++++ DATA EXTRACT

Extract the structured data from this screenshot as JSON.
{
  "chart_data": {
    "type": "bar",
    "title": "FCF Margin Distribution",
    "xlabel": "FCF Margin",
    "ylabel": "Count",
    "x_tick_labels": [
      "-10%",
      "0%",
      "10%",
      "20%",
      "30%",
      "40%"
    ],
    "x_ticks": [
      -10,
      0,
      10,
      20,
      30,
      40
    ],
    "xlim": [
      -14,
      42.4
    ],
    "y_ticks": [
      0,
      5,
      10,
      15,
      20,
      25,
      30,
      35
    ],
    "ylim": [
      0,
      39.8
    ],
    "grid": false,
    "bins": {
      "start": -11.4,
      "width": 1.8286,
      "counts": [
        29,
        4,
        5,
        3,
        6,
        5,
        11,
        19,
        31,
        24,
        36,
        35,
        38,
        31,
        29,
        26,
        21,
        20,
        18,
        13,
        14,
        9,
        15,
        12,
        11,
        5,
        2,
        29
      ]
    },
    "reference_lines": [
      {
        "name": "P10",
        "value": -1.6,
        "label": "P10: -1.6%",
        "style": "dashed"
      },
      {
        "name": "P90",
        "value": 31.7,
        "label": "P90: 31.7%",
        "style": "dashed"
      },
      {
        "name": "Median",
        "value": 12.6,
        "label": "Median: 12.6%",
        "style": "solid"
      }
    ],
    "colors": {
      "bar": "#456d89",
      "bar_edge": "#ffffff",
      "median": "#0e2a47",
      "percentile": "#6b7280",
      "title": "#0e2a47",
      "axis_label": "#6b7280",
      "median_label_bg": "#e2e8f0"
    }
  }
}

++++++++

→ **TASK INSTRUCTIONS**
Repeat the records above exactly, from the first line to the last.

→ **CORRECT RESULT**
Extract the structured data from this screenshot as JSON.
{
  "chart_data": {
    "type": "bar",
    "title": "FCF Margin Distribution",
    "xlabel": "FCF Margin",
    "ylabel": "Count",
    "x_tick_labels": [
      "-10%",
      "0%",
      "10%",
      "20%",
      "30%",
      "40%"
    ],
    "x_ticks": [
      -10,
      0,
      10,
      20,
      30,
      40
    ],
    "xlim": [
      -14,
      42.4
    ],
    "y_ticks": [
      0,
      5,
      10,
      15,
      20,
      25,
      30,
      35
    ],
    "ylim": [
      0,
      39.8
    ],
    "grid": false,
    "bins": {
      "start": -11.4,
      "width": 1.8286,
      "counts": [
        29,
        4,
        5,
        3,
        6,
        5,
        11,
        19,
        31,
        24,
        36,
        35,
        38,
        31,
        29,
        26,
        21,
        20,
        18,
        13,
        14,
        9,
        15,
        12,
        11,
        5,
        2,
        29
      ]
    },
    "reference_lines": [
      {
        "name": "P10",
        "value": -1.6,
        "label": "P10: -1.6%",
        "style": "dashed"
      },
      {
        "name": "P90",
        "value": 31.7,
        "label": "P90: 31.7%",
        "style": "dashed"
      },
      {
        "name": "Median",
        "value": 12.6,
        "label": "Median: 12.6%",
        "style": "solid"
      }
    ],
    "colors": {
      "bar": "#456d89",
      "bar_edge": "#ffffff",
      "median": "#0e2a47",
      "percentile": "#6b7280",
      "title": "#0e2a47",
      "axis_label": "#6b7280",
      "median_label_bg": "#e2e8f0"
    }
  }
}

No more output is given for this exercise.